Items listed in a dataset:
[BEGIN]

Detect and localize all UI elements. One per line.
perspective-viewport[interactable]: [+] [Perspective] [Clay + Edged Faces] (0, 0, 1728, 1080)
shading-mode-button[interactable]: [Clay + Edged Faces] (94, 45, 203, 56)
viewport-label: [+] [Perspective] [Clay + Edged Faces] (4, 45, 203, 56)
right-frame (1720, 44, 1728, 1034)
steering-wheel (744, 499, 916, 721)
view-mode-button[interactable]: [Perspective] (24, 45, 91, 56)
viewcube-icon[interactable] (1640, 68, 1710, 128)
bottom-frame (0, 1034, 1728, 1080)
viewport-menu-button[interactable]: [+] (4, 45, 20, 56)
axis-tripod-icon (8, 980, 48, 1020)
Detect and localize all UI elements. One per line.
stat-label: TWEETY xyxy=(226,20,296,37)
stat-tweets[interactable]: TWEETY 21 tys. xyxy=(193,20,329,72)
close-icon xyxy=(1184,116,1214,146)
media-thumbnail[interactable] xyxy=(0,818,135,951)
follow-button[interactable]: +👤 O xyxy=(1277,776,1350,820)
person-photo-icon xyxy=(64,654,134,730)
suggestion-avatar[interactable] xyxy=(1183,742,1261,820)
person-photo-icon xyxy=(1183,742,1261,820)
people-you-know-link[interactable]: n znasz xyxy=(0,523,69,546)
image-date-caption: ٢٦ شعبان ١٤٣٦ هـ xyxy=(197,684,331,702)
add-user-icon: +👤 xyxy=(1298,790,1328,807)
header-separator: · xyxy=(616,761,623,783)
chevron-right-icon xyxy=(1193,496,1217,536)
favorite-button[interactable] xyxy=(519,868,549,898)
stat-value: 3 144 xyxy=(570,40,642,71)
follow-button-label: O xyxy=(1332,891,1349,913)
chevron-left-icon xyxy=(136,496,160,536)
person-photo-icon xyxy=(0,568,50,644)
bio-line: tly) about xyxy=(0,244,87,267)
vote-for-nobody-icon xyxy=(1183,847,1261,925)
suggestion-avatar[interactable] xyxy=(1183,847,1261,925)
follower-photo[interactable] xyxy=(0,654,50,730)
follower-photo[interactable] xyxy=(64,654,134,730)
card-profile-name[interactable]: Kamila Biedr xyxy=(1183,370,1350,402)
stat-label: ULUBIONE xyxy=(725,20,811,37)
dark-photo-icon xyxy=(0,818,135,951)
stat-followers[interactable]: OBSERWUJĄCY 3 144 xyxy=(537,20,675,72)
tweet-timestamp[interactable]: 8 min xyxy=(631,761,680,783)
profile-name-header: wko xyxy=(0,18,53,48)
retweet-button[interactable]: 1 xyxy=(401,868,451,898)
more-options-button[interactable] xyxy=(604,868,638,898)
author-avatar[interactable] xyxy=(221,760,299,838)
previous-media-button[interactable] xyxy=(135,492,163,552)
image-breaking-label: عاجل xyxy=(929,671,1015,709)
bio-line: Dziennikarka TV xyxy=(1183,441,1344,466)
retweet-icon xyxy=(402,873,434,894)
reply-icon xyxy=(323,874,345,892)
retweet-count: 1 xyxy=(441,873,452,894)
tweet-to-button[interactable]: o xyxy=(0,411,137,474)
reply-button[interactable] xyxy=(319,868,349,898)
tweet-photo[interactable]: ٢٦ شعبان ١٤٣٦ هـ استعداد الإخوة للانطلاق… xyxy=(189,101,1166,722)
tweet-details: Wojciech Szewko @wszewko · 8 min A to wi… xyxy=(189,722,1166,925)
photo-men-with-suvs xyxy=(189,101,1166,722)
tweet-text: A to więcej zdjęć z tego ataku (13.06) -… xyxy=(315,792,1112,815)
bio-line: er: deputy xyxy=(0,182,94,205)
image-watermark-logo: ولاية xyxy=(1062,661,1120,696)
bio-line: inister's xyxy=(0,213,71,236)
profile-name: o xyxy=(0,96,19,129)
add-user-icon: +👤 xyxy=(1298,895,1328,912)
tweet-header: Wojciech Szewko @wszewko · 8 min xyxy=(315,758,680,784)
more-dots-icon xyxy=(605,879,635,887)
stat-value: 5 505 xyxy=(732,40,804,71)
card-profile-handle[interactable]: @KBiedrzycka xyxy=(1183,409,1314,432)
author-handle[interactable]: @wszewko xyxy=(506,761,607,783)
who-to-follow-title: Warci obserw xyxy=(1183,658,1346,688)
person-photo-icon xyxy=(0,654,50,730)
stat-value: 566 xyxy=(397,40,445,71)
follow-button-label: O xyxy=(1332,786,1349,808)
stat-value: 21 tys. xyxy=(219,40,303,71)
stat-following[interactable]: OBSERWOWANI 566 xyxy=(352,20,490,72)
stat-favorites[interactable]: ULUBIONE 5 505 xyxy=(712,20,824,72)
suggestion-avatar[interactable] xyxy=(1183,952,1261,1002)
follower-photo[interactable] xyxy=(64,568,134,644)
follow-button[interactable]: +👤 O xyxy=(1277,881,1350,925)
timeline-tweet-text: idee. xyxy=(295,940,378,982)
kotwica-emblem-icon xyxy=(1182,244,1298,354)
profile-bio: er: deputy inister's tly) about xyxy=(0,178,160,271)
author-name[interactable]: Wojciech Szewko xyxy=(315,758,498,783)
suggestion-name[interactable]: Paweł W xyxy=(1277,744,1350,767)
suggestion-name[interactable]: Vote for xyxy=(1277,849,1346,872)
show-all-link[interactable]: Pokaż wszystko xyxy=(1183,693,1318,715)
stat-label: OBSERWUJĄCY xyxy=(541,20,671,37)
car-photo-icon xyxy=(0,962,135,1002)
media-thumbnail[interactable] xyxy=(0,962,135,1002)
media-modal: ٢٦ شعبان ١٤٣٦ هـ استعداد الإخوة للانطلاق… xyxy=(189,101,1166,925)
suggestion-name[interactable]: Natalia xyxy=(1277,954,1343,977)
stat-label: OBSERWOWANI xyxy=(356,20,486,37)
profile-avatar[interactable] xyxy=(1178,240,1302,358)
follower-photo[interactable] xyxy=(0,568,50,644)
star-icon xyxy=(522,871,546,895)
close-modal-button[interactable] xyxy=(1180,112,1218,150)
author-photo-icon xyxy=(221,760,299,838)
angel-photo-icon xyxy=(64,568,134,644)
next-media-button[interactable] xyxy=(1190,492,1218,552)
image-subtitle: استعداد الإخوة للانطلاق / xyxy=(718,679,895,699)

[END]

Output every line of the items above verbatim, character for character.

Detect and localize all UI elements. One per line.
perspective-viewport[interactable]: [+] [Perspective] [Clay + Edged Faces] (0, 0, 1728, 1080)
shading-mode-button[interactable]: [Clay + Edged Faces] (94, 45, 203, 56)
viewport-label: [+] [Perspective] [Clay + Edged Faces] (4, 45, 203, 56)
right-frame (1720, 44, 1728, 1034)
steering-wheel (744, 499, 916, 721)
view-mode-button[interactable]: [Perspective] (24, 45, 91, 56)
viewcube-icon[interactable] (1640, 68, 1710, 128)
bottom-frame (0, 1034, 1728, 1080)
viewport-menu-button[interactable]: [+] (4, 45, 20, 56)
axis-tripod-icon (8, 980, 48, 1020)
Detect and localize all UI elements. One per line.
stat-label: TWEETY xyxy=(226,20,296,37)
stat-tweets[interactable]: TWEETY 21 tys. xyxy=(193,20,329,72)
close-icon xyxy=(1184,116,1214,146)
media-thumbnail[interactable] xyxy=(0,818,135,951)
follow-button[interactable]: +👤 O xyxy=(1277,776,1350,820)
person-photo-icon xyxy=(64,654,134,730)
suggestion-avatar[interactable] xyxy=(1183,742,1261,820)
person-photo-icon xyxy=(1183,742,1261,820)
people-you-know-link[interactable]: n znasz xyxy=(0,523,69,546)
image-date-caption: ٢٦ شعبان ١٤٣٦ هـ xyxy=(197,684,331,702)
add-user-icon: +👤 xyxy=(1298,790,1328,807)
header-separator: · xyxy=(616,761,623,783)
chevron-right-icon xyxy=(1193,496,1217,536)
favorite-button[interactable] xyxy=(519,868,549,898)
stat-value: 3 144 xyxy=(570,40,642,71)
follow-button-label: O xyxy=(1332,891,1349,913)
chevron-left-icon xyxy=(136,496,160,536)
person-photo-icon xyxy=(0,568,50,644)
bio-line: tly) about xyxy=(0,244,87,267)
vote-for-nobody-icon xyxy=(1183,847,1261,925)
suggestion-avatar[interactable] xyxy=(1183,847,1261,925)
follower-photo[interactable] xyxy=(0,654,50,730)
follower-photo[interactable] xyxy=(64,654,134,730)
card-profile-name[interactable]: Kamila Biedr xyxy=(1183,370,1350,402)
stat-label: ULUBIONE xyxy=(725,20,811,37)
dark-photo-icon xyxy=(0,818,135,951)
stat-followers[interactable]: OBSERWUJĄCY 3 144 xyxy=(537,20,675,72)
tweet-timestamp[interactable]: 8 min xyxy=(631,761,680,783)
profile-name-header: wko xyxy=(0,18,53,48)
retweet-button[interactable]: 1 xyxy=(401,868,451,898)
more-options-button[interactable] xyxy=(604,868,638,898)
author-avatar[interactable] xyxy=(221,760,299,838)
previous-media-button[interactable] xyxy=(135,492,163,552)
image-breaking-label: عاجل xyxy=(929,671,1015,709)
bio-line: Dziennikarka TV xyxy=(1183,441,1344,466)
retweet-icon xyxy=(402,873,434,894)
reply-icon xyxy=(323,874,345,892)
retweet-count: 1 xyxy=(441,873,452,894)
tweet-to-button[interactable]: o xyxy=(0,411,137,474)
reply-button[interactable] xyxy=(319,868,349,898)
tweet-photo[interactable]: ٢٦ شعبان ١٤٣٦ هـ استعداد الإخوة للانطلاق… xyxy=(189,101,1166,722)
tweet-details: Wojciech Szewko @wszewko · 8 min A to wi… xyxy=(189,722,1166,925)
photo-men-with-suvs xyxy=(189,101,1166,722)
tweet-text: A to więcej zdjęć z tego ataku (13.06) -… xyxy=(315,792,1112,815)
bio-line: er: deputy xyxy=(0,182,94,205)
image-watermark-logo: ولاية xyxy=(1062,661,1120,696)
bio-line: inister's xyxy=(0,213,71,236)
profile-name: o xyxy=(0,96,19,129)
add-user-icon: +👤 xyxy=(1298,895,1328,912)
tweet-header: Wojciech Szewko @wszewko · 8 min xyxy=(315,758,680,784)
more-dots-icon xyxy=(605,879,635,887)
stat-value: 5 505 xyxy=(732,40,804,71)
card-profile-handle[interactable]: @KBiedrzycka xyxy=(1183,409,1314,432)
author-handle[interactable]: @wszewko xyxy=(506,761,607,783)
who-to-follow-title: Warci obserw xyxy=(1183,658,1346,688)
person-photo-icon xyxy=(0,654,50,730)
stat-value: 566 xyxy=(397,40,445,71)
follow-button-label: O xyxy=(1332,786,1349,808)
stat-value: 21 tys. xyxy=(219,40,303,71)
stat-following[interactable]: OBSERWOWANI 566 xyxy=(352,20,490,72)
stat-favorites[interactable]: ULUBIONE 5 505 xyxy=(712,20,824,72)
suggestion-avatar[interactable] xyxy=(1183,952,1261,1002)
follower-photo[interactable] xyxy=(64,568,134,644)
follow-button[interactable]: +👤 O xyxy=(1277,881,1350,925)
timeline-tweet-text: idee. xyxy=(295,940,378,982)
kotwica-emblem-icon xyxy=(1182,244,1298,354)
profile-bio: er: deputy inister's tly) about xyxy=(0,178,160,271)
author-name[interactable]: Wojciech Szewko xyxy=(315,758,498,783)
suggestion-name[interactable]: Paweł W xyxy=(1277,744,1350,767)
suggestion-name[interactable]: Vote for xyxy=(1277,849,1346,872)
show-all-link[interactable]: Pokaż wszystko xyxy=(1183,693,1318,715)
stat-label: OBSERWUJĄCY xyxy=(541,20,671,37)
car-photo-icon xyxy=(0,962,135,1002)
media-thumbnail[interactable] xyxy=(0,962,135,1002)
media-modal: ٢٦ شعبان ١٤٣٦ هـ استعداد الإخوة للانطلاق… xyxy=(189,101,1166,925)
suggestion-name[interactable]: Natalia xyxy=(1277,954,1343,977)
stat-label: OBSERWOWANI xyxy=(356,20,486,37)
profile-avatar[interactable] xyxy=(1178,240,1302,358)
follower-photo[interactable] xyxy=(0,568,50,644)
star-icon xyxy=(522,871,546,895)
close-modal-button[interactable] xyxy=(1180,112,1218,150)
author-photo-icon xyxy=(221,760,299,838)
angel-photo-icon xyxy=(64,568,134,644)
next-media-button[interactable] xyxy=(1190,492,1218,552)
image-subtitle: استعداد الإخوة للانطلاق / xyxy=(718,679,895,699)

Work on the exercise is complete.